:: Stored data ::
◆ ◆ ◆ ◆ ◆ ◆ ◆

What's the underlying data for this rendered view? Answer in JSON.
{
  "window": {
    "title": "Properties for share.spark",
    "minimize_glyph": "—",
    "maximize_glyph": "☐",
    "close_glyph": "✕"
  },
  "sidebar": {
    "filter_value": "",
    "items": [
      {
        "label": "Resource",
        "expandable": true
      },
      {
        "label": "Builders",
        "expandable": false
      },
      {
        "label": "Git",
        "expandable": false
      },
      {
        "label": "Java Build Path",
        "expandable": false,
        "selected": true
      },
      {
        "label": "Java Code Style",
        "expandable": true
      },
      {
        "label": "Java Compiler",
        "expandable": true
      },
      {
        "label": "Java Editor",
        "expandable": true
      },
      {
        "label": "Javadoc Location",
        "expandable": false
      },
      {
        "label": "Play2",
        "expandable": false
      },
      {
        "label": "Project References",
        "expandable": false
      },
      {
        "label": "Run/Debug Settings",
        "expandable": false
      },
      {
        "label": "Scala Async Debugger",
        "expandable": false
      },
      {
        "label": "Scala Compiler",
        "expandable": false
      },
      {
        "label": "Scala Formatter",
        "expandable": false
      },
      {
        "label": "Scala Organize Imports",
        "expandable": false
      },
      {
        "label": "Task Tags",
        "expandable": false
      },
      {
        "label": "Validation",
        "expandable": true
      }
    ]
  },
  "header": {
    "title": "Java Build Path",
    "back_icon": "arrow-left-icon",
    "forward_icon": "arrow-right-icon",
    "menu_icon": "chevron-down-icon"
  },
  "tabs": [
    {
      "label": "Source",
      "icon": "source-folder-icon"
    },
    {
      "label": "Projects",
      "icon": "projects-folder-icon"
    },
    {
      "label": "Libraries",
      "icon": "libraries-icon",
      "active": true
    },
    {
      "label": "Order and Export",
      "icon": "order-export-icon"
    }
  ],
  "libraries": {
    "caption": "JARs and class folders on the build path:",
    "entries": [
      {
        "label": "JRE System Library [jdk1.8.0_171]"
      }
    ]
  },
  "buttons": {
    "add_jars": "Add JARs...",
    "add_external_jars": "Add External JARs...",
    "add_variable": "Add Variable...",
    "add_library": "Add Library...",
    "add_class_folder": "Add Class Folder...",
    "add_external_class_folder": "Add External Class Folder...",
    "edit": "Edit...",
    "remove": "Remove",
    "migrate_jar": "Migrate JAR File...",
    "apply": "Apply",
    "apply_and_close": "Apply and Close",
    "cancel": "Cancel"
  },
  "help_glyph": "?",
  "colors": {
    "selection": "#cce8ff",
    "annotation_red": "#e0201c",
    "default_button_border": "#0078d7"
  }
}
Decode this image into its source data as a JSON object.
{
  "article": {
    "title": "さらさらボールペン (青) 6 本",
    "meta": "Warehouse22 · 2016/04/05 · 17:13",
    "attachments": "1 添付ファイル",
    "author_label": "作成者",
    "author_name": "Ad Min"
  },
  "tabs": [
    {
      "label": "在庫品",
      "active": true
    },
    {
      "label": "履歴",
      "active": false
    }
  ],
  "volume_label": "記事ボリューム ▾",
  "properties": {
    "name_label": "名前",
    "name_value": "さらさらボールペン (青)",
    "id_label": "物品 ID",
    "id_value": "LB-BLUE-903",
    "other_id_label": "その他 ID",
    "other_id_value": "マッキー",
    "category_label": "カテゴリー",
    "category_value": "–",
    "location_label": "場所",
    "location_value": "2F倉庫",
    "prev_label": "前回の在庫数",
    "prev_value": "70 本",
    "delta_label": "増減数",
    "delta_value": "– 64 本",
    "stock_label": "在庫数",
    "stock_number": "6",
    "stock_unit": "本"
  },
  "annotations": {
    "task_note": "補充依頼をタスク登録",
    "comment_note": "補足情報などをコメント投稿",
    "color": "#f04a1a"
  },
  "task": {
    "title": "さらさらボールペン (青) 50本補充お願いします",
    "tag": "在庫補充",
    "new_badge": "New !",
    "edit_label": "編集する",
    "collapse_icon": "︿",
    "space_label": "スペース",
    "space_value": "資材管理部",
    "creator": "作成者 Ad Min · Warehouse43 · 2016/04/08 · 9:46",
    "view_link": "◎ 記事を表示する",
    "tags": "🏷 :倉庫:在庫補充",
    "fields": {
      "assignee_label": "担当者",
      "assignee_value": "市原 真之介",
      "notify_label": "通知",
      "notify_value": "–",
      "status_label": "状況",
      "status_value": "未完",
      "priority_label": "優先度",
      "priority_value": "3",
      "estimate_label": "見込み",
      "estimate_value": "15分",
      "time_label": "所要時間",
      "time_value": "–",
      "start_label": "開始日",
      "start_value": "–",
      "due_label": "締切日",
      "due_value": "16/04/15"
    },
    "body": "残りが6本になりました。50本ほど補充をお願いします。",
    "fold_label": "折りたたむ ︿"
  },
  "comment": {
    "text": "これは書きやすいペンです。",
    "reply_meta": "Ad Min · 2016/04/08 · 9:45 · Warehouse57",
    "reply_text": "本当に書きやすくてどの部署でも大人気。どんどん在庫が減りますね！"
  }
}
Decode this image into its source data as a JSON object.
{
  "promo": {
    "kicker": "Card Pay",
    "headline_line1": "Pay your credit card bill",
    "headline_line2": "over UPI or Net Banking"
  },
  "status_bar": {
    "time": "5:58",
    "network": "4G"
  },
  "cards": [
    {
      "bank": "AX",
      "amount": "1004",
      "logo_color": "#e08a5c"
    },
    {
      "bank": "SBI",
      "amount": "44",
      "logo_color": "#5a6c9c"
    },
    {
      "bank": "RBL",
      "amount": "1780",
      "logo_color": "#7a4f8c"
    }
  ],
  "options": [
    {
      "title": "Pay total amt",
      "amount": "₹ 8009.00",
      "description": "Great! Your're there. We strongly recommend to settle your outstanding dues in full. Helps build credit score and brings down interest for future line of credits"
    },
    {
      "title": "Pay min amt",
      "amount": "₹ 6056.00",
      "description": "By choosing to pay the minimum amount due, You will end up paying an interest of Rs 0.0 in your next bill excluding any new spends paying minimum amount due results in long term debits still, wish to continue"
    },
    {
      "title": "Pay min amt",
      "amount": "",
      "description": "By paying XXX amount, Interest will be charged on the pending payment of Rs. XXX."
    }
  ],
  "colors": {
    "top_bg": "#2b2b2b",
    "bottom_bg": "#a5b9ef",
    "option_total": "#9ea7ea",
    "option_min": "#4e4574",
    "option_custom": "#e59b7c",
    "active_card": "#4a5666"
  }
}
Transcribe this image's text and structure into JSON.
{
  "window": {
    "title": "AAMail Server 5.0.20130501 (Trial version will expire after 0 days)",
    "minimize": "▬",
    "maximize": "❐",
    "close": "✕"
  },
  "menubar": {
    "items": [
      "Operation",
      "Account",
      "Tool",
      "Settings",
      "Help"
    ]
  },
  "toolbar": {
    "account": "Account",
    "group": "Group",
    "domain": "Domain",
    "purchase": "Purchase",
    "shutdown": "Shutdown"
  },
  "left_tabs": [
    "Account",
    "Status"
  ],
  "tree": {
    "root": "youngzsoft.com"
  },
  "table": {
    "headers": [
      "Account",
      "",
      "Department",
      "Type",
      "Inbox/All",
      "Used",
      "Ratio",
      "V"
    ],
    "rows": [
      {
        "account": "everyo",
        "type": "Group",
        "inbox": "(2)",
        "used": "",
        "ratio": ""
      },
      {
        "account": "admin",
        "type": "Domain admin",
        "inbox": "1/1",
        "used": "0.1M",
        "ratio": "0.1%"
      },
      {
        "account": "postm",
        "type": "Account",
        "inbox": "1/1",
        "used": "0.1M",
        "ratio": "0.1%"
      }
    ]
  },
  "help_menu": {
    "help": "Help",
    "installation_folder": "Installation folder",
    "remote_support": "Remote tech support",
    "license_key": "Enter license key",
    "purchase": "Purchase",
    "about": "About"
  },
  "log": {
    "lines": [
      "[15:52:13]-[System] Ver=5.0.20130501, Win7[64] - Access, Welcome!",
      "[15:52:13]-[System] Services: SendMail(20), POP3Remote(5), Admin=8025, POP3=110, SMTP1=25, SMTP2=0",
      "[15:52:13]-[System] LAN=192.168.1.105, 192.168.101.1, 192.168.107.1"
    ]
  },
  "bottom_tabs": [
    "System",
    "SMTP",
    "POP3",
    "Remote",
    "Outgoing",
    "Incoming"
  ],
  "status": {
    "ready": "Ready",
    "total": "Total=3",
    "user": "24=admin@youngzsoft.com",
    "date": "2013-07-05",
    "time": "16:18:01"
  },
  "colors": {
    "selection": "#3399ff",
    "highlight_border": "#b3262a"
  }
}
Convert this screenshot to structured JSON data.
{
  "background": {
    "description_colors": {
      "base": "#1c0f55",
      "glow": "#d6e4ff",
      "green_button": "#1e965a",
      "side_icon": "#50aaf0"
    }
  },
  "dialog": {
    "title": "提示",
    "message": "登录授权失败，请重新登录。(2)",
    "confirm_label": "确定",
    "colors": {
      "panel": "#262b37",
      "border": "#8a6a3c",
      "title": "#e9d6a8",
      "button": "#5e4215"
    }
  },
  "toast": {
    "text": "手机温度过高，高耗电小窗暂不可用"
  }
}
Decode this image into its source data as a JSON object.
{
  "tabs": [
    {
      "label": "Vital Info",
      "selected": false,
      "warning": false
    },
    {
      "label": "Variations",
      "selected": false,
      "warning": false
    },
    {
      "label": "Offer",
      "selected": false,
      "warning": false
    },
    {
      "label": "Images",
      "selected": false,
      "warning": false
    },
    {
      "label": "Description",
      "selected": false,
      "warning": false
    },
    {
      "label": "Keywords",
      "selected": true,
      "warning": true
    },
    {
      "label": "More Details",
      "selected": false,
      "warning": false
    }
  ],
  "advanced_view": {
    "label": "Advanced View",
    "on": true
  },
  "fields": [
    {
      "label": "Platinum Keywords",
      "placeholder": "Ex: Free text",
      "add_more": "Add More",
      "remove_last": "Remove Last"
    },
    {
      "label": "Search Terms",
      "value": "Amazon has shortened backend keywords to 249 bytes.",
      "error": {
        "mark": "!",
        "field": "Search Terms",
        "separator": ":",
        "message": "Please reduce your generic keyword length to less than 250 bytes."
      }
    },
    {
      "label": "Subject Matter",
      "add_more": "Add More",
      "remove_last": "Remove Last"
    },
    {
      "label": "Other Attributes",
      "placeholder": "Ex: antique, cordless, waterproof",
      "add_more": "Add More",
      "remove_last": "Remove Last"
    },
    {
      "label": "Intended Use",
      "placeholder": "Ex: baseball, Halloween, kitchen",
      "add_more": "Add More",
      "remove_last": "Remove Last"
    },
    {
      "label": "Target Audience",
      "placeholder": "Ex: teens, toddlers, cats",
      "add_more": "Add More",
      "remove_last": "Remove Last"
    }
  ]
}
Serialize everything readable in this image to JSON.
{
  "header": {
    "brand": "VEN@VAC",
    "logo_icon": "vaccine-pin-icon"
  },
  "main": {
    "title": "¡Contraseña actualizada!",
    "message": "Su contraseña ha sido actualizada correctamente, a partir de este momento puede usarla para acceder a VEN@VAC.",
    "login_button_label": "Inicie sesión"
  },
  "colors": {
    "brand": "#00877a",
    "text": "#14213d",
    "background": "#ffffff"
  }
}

◆ ◆ ◆ ◆ ◆ ◆ ◆

Say how many lines in the entries contain the string "message", and leave out everything else.

:: Exercise answer ::
3